> [WHAT YOU WILL DO]:
Pick out the lines below with "Atlantic" and list them.

Data entries
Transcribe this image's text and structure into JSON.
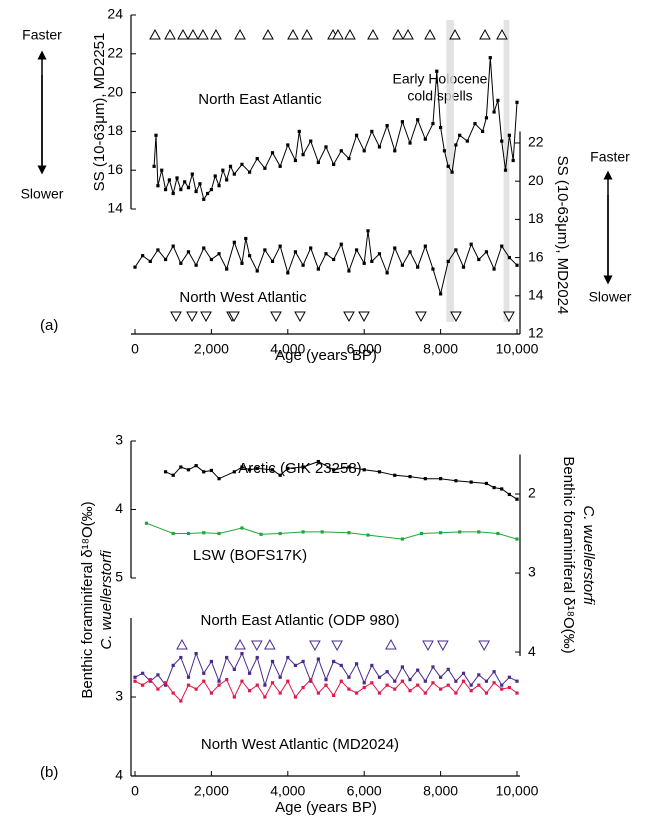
{
  "chart_data": [
    {
      "type": "line",
      "panel_label": "(a)",
      "xlabel": "Age (years BP)",
      "xlim": [
        0,
        10000
      ],
      "xticks": [
        0,
        {
          "value": 2000,
          "label": "2,000"
        },
        {
          "value": 4000,
          "label": "4,000"
        },
        {
          "value": 6000,
          "label": "6,000"
        },
        {
          "value": 8000,
          "label": "8,000"
        },
        {
          "value": 10000,
          "label": "10,000"
        }
      ],
      "ylim": [
        14,
        24
      ],
      "yticks": [
        14,
        16,
        18,
        20,
        22,
        24
      ],
      "ylabel": [
        "SS (10-63μm), MD2251"
      ],
      "y2lim": [
        12,
        22.6
      ],
      "y2ticks": [
        12,
        14,
        16,
        18,
        20,
        22
      ],
      "y2label": [
        "SS (10-63μm), MD2024"
      ],
      "arrows_left": [
        "Faster",
        "Slower"
      ],
      "arrows_right": [
        "Faster",
        "Slower"
      ],
      "annotations": [
        "Early Holocene",
        "cold spells"
      ],
      "shaded": [
        [
          8150,
          8350
        ],
        [
          9650,
          9800
        ]
      ],
      "series": [
        {
          "name": "North East Atlantic",
          "color": "#000000",
          "x": [
            500,
            550,
            600,
            700,
            800,
            900,
            1000,
            1100,
            1200,
            1300,
            1400,
            1500,
            1600,
            1700,
            1800,
            1900,
            2000,
            2100,
            2200,
            2300,
            2400,
            2500,
            2600,
            2800,
            3000,
            3200,
            3400,
            3600,
            3800,
            4000,
            4200,
            4300,
            4400,
            4600,
            4800,
            5000,
            5200,
            5400,
            5600,
            5800,
            6000,
            6200,
            6400,
            6600,
            6800,
            7000,
            7200,
            7400,
            7600,
            7800,
            7900,
            8000,
            8100,
            8200,
            8300,
            8400,
            8500,
            8700,
            8900,
            9100,
            9200,
            9300,
            9400,
            9500,
            9600,
            9700,
            9800,
            9900,
            10000
          ],
          "values": [
            16.2,
            17.8,
            15.2,
            16.0,
            15.0,
            15.5,
            14.8,
            15.6,
            15.0,
            15.4,
            15.1,
            15.8,
            14.9,
            15.3,
            14.5,
            14.8,
            15.0,
            15.7,
            15.2,
            16.0,
            15.5,
            16.2,
            15.8,
            16.3,
            15.9,
            16.6,
            16.1,
            16.9,
            16.2,
            17.3,
            16.5,
            18.0,
            16.8,
            17.5,
            16.4,
            17.2,
            16.3,
            17.0,
            16.6,
            17.8,
            17.0,
            18.0,
            17.2,
            18.3,
            17.0,
            18.5,
            17.4,
            18.6,
            17.6,
            18.4,
            21.1,
            18.2,
            17.0,
            16.2,
            15.9,
            17.3,
            17.8,
            17.5,
            18.4,
            18.0,
            18.7,
            21.8,
            19.0,
            19.6,
            17.5,
            16.0,
            17.8,
            16.5,
            19.5
          ]
        },
        {
          "name": "North West Atlantic",
          "color": "#000000",
          "axis": "y2",
          "x": [
            0,
            200,
            400,
            600,
            800,
            1000,
            1200,
            1400,
            1600,
            1800,
            2000,
            2200,
            2400,
            2600,
            2800,
            2900,
            3000,
            3200,
            3400,
            3600,
            3800,
            4000,
            4200,
            4400,
            4600,
            4800,
            5000,
            5200,
            5400,
            5600,
            5800,
            6000,
            6100,
            6200,
            6400,
            6600,
            6800,
            7000,
            7200,
            7400,
            7600,
            7800,
            8000,
            8200,
            8400,
            8600,
            8800,
            9000,
            9200,
            9400,
            9600,
            9800,
            10000
          ],
          "values": [
            15.5,
            16.1,
            15.8,
            16.4,
            15.9,
            16.6,
            15.7,
            16.3,
            15.6,
            16.5,
            15.9,
            16.2,
            15.4,
            16.8,
            15.7,
            17.0,
            16.1,
            15.3,
            16.4,
            15.8,
            16.6,
            15.2,
            16.3,
            15.6,
            16.5,
            15.4,
            16.2,
            15.9,
            16.7,
            15.3,
            16.4,
            15.7,
            17.4,
            15.8,
            16.2,
            15.2,
            16.5,
            15.6,
            16.3,
            15.5,
            16.6,
            15.4,
            14.1,
            15.8,
            16.4,
            15.5,
            16.7,
            15.9,
            16.3,
            15.4,
            16.6,
            16.0,
            15.6
          ]
        }
      ],
      "event_markers": [
        {
          "symbol": "up",
          "color": "#000000",
          "x": [
            524,
            916,
            1257,
            1518,
            1780,
            2120,
            2749,
            3482,
            4136,
            4503,
            5183,
            5314,
            5628,
            6230,
            6885,
            7147,
            7723,
            8377,
            9162,
            9607
          ]
        },
        {
          "symbol": "down",
          "color": "#000000",
          "x": [
            1073,
            1492,
            1859,
            2539,
            2592,
            3691,
            4319,
            5602,
            5995,
            7487,
            8403,
            9790
          ]
        }
      ]
    },
    {
      "type": "line",
      "panel_label": "(b)",
      "xlabel": "Age (years BP)",
      "inverted": true,
      "xlim": [
        0,
        10000
      ],
      "xticks": [
        0,
        {
          "value": 2000,
          "label": "2,000"
        },
        {
          "value": 4000,
          "label": "4,000"
        },
        {
          "value": 6000,
          "label": "6,000"
        },
        {
          "value": 8000,
          "label": "8,000"
        },
        {
          "value": 10000,
          "label": "10,000"
        }
      ],
      "ylim": [
        2,
        4
      ],
      "yticks": [
        3,
        4
      ],
      "y3lim": [
        3,
        5
      ],
      "y3ticks": [
        3,
        4,
        5
      ],
      "ylabel": [
        "Benthic foraminiferal δ¹⁸O(‰)",
        "C. wuellerstorfi"
      ],
      "y2lim": [
        1.5,
        4.05
      ],
      "y2ticks": [
        2,
        3,
        4
      ],
      "y2label": [
        "Benthic foraminiferal δ¹⁸O(‰)",
        "C. wuellerstorfi"
      ],
      "series": [
        {
          "name": "Arctic (GIK 23258)",
          "color": "#000000",
          "axis": "y3",
          "x": [
            800,
            1000,
            1200,
            1400,
            1600,
            1800,
            2000,
            2200,
            2600,
            2800,
            3000,
            3200,
            3600,
            3800,
            4000,
            4400,
            4800,
            5200,
            5600,
            6000,
            6400,
            6800,
            7200,
            7600,
            8000,
            8400,
            8800,
            9200,
            9400,
            9600,
            9800,
            10000
          ],
          "values": [
            3.45,
            3.5,
            3.38,
            3.42,
            3.36,
            3.45,
            3.43,
            3.55,
            3.45,
            3.38,
            3.42,
            3.4,
            3.42,
            3.5,
            3.4,
            3.38,
            3.3,
            3.42,
            3.38,
            3.42,
            3.45,
            3.5,
            3.52,
            3.55,
            3.55,
            3.58,
            3.6,
            3.62,
            3.68,
            3.7,
            3.78,
            3.85
          ]
        },
        {
          "name": "LSW (BOFS17K)",
          "color": "#1fa83a",
          "axis": "y2",
          "x": [
            300,
            1000,
            1400,
            1800,
            2200,
            2800,
            3300,
            3800,
            4400,
            4900,
            5600,
            6100,
            7000,
            7500,
            8000,
            8500,
            9000,
            9500,
            10000
          ],
          "values": [
            2.37,
            2.5,
            2.5,
            2.49,
            2.5,
            2.43,
            2.51,
            2.5,
            2.48,
            2.48,
            2.49,
            2.52,
            2.57,
            2.5,
            2.49,
            2.48,
            2.48,
            2.5,
            2.57
          ]
        },
        {
          "name": "North East Atlantic (ODP 980)",
          "color": "#4b2a8c",
          "x": [
            0,
            200,
            400,
            600,
            800,
            1000,
            1200,
            1400,
            1600,
            1800,
            2000,
            2200,
            2400,
            2600,
            2800,
            3000,
            3200,
            3400,
            3600,
            3800,
            4000,
            4200,
            4400,
            4600,
            4800,
            5000,
            5200,
            5400,
            5600,
            5800,
            6000,
            6200,
            6400,
            6600,
            6800,
            7000,
            7200,
            7400,
            7600,
            7800,
            8000,
            8200,
            8400,
            8600,
            8800,
            9000,
            9200,
            9400,
            9600,
            9800,
            10000
          ],
          "values": [
            2.75,
            2.7,
            2.8,
            2.72,
            2.85,
            2.6,
            2.5,
            2.75,
            2.45,
            2.7,
            2.55,
            2.8,
            2.5,
            2.65,
            2.45,
            2.7,
            2.5,
            2.85,
            2.55,
            2.75,
            2.5,
            2.6,
            2.55,
            2.8,
            2.52,
            2.78,
            2.55,
            2.6,
            2.75,
            2.58,
            2.82,
            2.6,
            2.75,
            2.68,
            2.8,
            2.62,
            2.78,
            2.66,
            2.8,
            2.62,
            2.75,
            2.65,
            2.8,
            2.7,
            2.85,
            2.72,
            2.8,
            2.68,
            2.85,
            2.75,
            2.8
          ]
        },
        {
          "name": "North West Atlantic (MD2024)",
          "color": "#e0194b",
          "x": [
            0,
            200,
            400,
            600,
            800,
            1000,
            1200,
            1400,
            1600,
            1800,
            2000,
            2200,
            2400,
            2600,
            2800,
            3000,
            3200,
            3400,
            3600,
            3800,
            4000,
            4200,
            4400,
            4600,
            4800,
            5000,
            5200,
            5400,
            5600,
            5800,
            6000,
            6200,
            6400,
            6600,
            6800,
            7000,
            7200,
            7400,
            7600,
            7800,
            8000,
            8200,
            8400,
            8600,
            8800,
            9000,
            9200,
            9400,
            9600,
            9800,
            10000
          ],
          "values": [
            2.8,
            2.85,
            2.78,
            2.9,
            2.82,
            2.95,
            3.05,
            2.85,
            2.9,
            2.8,
            2.95,
            2.85,
            2.78,
            3.0,
            2.8,
            2.92,
            2.85,
            3.0,
            2.82,
            2.95,
            2.8,
            3.0,
            2.88,
            2.78,
            2.95,
            2.85,
            2.98,
            2.8,
            2.9,
            2.95,
            2.88,
            2.82,
            2.95,
            2.85,
            2.9,
            2.8,
            2.92,
            2.85,
            2.95,
            2.82,
            2.9,
            2.85,
            2.95,
            2.8,
            2.92,
            2.85,
            2.95,
            2.82,
            2.9,
            2.88,
            2.95
          ]
        }
      ],
      "event_markers": [
        {
          "symbol": "up",
          "color": "#4b2a8c",
          "x": [
            1230,
            2750,
            3530,
            6700
          ]
        },
        {
          "symbol": "down",
          "color": "#4b2a8c",
          "x": [
            3190,
            4710,
            5290,
            7670,
            8060,
            9140
          ]
        }
      ]
    }
  ]
}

> [EXPECTED OUTPUT]:
          "name": "North East Atlantic",
          "name": "North West Atlantic",
          "name": "North East Atlantic (ODP 980)",
          "name": "North West Atlantic (MD2024)",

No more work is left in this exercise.